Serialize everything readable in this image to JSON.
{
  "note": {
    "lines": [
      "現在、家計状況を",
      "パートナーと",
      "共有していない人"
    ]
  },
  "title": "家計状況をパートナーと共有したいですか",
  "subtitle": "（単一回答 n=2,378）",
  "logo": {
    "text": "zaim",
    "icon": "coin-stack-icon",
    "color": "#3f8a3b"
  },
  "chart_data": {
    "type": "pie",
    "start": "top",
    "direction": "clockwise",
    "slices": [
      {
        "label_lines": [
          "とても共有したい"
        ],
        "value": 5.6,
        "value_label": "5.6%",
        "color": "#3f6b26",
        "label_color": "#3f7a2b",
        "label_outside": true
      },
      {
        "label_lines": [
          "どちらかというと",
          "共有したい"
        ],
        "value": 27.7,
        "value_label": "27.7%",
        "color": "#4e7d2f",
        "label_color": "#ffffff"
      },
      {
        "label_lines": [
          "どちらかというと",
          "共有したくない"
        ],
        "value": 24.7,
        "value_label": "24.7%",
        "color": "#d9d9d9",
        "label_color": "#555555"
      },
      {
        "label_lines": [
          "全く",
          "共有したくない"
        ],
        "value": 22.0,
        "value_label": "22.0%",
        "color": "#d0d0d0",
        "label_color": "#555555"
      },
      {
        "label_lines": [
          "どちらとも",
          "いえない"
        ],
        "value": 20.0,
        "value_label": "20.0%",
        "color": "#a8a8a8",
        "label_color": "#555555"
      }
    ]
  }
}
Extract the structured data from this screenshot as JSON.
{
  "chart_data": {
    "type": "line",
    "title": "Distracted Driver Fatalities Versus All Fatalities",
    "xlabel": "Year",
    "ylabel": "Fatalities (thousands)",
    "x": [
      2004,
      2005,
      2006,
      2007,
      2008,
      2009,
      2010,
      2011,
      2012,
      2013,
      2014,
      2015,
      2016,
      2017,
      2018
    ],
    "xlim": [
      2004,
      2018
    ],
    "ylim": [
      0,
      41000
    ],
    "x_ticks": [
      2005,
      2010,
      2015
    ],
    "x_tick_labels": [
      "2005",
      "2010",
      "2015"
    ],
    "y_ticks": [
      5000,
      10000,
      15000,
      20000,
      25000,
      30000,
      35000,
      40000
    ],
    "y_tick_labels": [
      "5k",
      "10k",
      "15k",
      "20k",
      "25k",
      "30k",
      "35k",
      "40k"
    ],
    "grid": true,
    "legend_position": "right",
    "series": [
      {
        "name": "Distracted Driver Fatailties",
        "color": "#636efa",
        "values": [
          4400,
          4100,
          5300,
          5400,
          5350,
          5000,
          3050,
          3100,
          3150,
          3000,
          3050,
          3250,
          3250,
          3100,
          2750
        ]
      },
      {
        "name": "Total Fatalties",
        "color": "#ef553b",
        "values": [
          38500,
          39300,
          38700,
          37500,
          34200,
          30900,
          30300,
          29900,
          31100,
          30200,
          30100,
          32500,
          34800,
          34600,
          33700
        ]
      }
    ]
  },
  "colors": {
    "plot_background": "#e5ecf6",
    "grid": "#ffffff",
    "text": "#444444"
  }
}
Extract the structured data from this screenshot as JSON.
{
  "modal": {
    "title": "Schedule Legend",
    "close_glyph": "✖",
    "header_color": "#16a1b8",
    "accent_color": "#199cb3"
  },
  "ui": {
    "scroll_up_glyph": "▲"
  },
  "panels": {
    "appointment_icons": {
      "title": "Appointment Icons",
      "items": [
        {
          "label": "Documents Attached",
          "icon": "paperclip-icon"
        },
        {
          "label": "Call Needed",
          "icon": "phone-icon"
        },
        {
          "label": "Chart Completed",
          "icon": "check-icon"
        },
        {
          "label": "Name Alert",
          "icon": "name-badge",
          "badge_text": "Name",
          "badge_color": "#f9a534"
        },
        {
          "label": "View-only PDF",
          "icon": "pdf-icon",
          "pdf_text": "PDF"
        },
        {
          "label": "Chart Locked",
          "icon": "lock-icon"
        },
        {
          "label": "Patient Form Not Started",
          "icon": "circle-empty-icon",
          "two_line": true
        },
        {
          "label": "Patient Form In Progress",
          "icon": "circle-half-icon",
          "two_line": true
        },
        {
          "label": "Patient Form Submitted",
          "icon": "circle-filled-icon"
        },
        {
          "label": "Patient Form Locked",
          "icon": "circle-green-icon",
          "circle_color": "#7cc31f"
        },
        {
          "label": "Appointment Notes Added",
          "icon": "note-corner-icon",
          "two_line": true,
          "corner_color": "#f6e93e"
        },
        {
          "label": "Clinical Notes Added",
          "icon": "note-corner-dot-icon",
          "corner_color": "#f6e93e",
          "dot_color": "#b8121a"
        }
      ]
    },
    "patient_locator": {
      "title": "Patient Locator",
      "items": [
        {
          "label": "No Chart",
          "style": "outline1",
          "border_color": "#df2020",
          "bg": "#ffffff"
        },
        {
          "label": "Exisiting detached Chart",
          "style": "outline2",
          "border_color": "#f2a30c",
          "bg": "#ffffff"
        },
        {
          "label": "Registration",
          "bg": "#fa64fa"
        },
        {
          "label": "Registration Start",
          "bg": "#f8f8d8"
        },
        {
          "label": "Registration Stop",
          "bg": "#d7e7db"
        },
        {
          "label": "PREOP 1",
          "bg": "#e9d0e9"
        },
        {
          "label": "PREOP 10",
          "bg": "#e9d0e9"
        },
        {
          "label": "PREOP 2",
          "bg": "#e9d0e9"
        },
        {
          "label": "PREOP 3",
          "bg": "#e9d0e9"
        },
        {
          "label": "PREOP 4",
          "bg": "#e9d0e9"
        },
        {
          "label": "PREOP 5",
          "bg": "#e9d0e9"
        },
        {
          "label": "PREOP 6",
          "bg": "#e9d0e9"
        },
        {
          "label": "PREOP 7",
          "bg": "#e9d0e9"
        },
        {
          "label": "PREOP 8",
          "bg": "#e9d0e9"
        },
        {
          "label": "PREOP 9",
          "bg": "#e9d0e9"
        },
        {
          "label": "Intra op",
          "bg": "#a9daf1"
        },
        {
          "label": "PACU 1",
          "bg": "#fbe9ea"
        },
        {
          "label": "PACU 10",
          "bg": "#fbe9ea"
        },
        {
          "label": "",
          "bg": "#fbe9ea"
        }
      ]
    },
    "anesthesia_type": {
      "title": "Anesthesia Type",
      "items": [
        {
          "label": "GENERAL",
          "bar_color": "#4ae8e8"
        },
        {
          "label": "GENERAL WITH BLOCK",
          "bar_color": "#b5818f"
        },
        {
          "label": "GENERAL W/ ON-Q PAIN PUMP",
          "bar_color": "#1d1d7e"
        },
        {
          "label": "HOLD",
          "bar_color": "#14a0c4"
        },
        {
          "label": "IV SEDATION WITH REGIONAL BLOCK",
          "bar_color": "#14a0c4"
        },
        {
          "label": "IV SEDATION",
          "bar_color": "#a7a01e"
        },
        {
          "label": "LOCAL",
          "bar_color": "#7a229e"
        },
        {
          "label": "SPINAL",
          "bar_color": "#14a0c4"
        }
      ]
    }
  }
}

----

Write out every entry again exactly, please, with nothing missing.

Serialize everything readable in this image to JSON.
{
  "note": {
    "lines": [
      "現在、家計状況を",
      "パートナーと",
      "共有していない人"
    ]
  },
  "title": "家計状況をパートナーと共有したいですか",
  "subtitle": "（単一回答 n=2,378）",
  "logo": {
    "text": "zaim",
    "icon": "coin-stack-icon",
    "color": "#3f8a3b"
  },
  "chart_data": {
    "type": "pie",
    "start": "top",
    "direction": "clockwise",
    "slices": [
      {
        "label_lines": [
          "とても共有したい"
        ],
        "value": 5.6,
        "value_label": "5.6%",
        "color": "#3f6b26",
        "label_color": "#3f7a2b",
        "label_outside": true
      },
      {
        "label_lines": [
          "どちらかというと",
          "共有したい"
        ],
        "value": 27.7,
        "value_label": "27.7%",
        "color": "#4e7d2f",
        "label_color": "#ffffff"
      },
      {
        "label_lines": [
          "どちらかというと",
          "共有したくない"
        ],
        "value": 24.7,
        "value_label": "24.7%",
        "color": "#d9d9d9",
        "label_color": "#555555"
      },
      {
        "label_lines": [
          "全く",
          "共有したくない"
        ],
        "value": 22.0,
        "value_label": "22.0%",
        "color": "#d0d0d0",
        "label_color": "#555555"
      },
      {
        "label_lines": [
          "どちらとも",
          "いえない"
        ],
        "value": 20.0,
        "value_label": "20.0%",
        "color": "#a8a8a8",
        "label_color": "#555555"
      }
    ]
  }
}
Extract the structured data from this screenshot as JSON.
{
  "chart_data": {
    "type": "line",
    "title": "Distracted Driver Fatalities Versus All Fatalities",
    "xlabel": "Year",
    "ylabel": "Fatalities (thousands)",
    "x": [
      2004,
      2005,
      2006,
      2007,
      2008,
      2009,
      2010,
      2011,
      2012,
      2013,
      2014,
      2015,
      2016,
      2017,
      2018
    ],
    "xlim": [
      2004,
      2018
    ],
    "ylim": [
      0,
      41000
    ],
    "x_ticks": [
      2005,
      2010,
      2015
    ],
    "x_tick_labels": [
      "2005",
      "2010",
      "2015"
    ],
    "y_ticks": [
      5000,
      10000,
      15000,
      20000,
      25000,
      30000,
      35000,
      40000
    ],
    "y_tick_labels": [
      "5k",
      "10k",
      "15k",
      "20k",
      "25k",
      "30k",
      "35k",
      "40k"
    ],
    "grid": true,
    "legend_position": "right",
    "series": [
      {
        "name": "Distracted Driver Fatailties",
        "color": "#636efa",
        "values": [
          4400,
          4100,
          5300,
          5400,
          5350,
          5000,
          3050,
          3100,
          3150,
          3000,
          3050,
          3250,
          3250,
          3100,
          2750
        ]
      },
      {
        "name": "Total Fatalties",
        "color": "#ef553b",
        "values": [
          38500,
          39300,
          38700,
          37500,
          34200,
          30900,
          30300,
          29900,
          31100,
          30200,
          30100,
          32500,
          34800,
          34600,
          33700
        ]
      }
    ]
  },
  "colors": {
    "plot_background": "#e5ecf6",
    "grid": "#ffffff",
    "text": "#444444"
  }
}
Extract the structured data from this screenshot as JSON.
{
  "modal": {
    "title": "Schedule Legend",
    "close_glyph": "✖",
    "header_color": "#16a1b8",
    "accent_color": "#199cb3"
  },
  "ui": {
    "scroll_up_glyph": "▲"
  },
  "panels": {
    "appointment_icons": {
      "title": "Appointment Icons",
      "items": [
        {
          "label": "Documents Attached",
          "icon": "paperclip-icon"
        },
        {
          "label": "Call Needed",
          "icon": "phone-icon"
        },
        {
          "label": "Chart Completed",
          "icon": "check-icon"
        },
        {
          "label": "Name Alert",
          "icon": "name-badge",
          "badge_text": "Name",
          "badge_color": "#f9a534"
        },
        {
          "label": "View-only PDF",
          "icon": "pdf-icon",
          "pdf_text": "PDF"
        },
        {
          "label": "Chart Locked",
          "icon": "lock-icon"
        },
        {
          "label": "Patient Form Not Started",
          "icon": "circle-empty-icon",
          "two_line": true
        },
        {
          "label": "Patient Form In Progress",
          "icon": "circle-half-icon",
          "two_line": true
        },
        {
          "label": "Patient Form Submitted",
          "icon": "circle-filled-icon"
        },
        {
          "label": "Patient Form Locked",
          "icon": "circle-green-icon",
          "circle_color": "#7cc31f"
        },
        {
          "label": "Appointment Notes Added",
          "icon": "note-corner-icon",
          "two_line": true,
          "corner_color": "#f6e93e"
        },
        {
          "label": "Clinical Notes Added",
          "icon": "note-corner-dot-icon",
          "corner_color": "#f6e93e",
          "dot_color": "#b8121a"
        }
      ]
    },
    "patient_locator": {
      "title": "Patient Locator",
      "items": [
        {
          "label": "No Chart",
          "style": "outline1",
          "border_color": "#df2020",
          "bg": "#ffffff"
        },
        {
          "label": "Exisiting detached Chart",
          "style": "outline2",
          "border_color": "#f2a30c",
          "bg": "#ffffff"
        },
        {
          "label": "Registration",
          "bg": "#fa64fa"
        },
        {
          "label": "Registration Start",
          "bg": "#f8f8d8"
        },
        {
          "label": "Registration Stop",
          "bg": "#d7e7db"
        },
        {
          "label": "PREOP 1",
          "bg": "#e9d0e9"
        },
        {
          "label": "PREOP 10",
          "bg": "#e9d0e9"
        },
        {
          "label": "PREOP 2",
          "bg": "#e9d0e9"
        },
        {
          "label": "PREOP 3",
          "bg": "#e9d0e9"
        },
        {
          "label": "PREOP 4",
          "bg": "#e9d0e9"
        },
        {
          "label": "PREOP 5",
          "bg": "#e9d0e9"
        },
        {
          "label": "PREOP 6",
          "bg": "#e9d0e9"
        },
        {
          "label": "PREOP 7",
          "bg": "#e9d0e9"
        },
        {
          "label": "PREOP 8",
          "bg": "#e9d0e9"
        },
        {
          "label": "PREOP 9",
          "bg": "#e9d0e9"
        },
        {
          "label": "Intra op",
          "bg": "#a9daf1"
        },
        {
          "label": "PACU 1",
          "bg": "#fbe9ea"
        },
        {
          "label": "PACU 10",
          "bg": "#fbe9ea"
        },
        {
          "label": "",
          "bg": "#fbe9ea"
        }
      ]
    },
    "anesthesia_type": {
      "title": "Anesthesia Type",
      "items": [
        {
          "label": "GENERAL",
          "bar_color": "#4ae8e8"
        },
        {
          "label": "GENERAL WITH BLOCK",
          "bar_color": "#b5818f"
        },
        {
          "label": "GENERAL W/ ON-Q PAIN PUMP",
          "bar_color": "#1d1d7e"
        },
        {
          "label": "HOLD",
          "bar_color": "#14a0c4"
        },
        {
          "label": "IV SEDATION WITH REGIONAL BLOCK",
          "bar_color": "#14a0c4"
        },
        {
          "label": "IV SEDATION",
          "bar_color": "#a7a01e"
        },
        {
          "label": "LOCAL",
          "bar_color": "#7a229e"
        },
        {
          "label": "SPINAL",
          "bar_color": "#14a0c4"
        }
      ]
    }
  }
}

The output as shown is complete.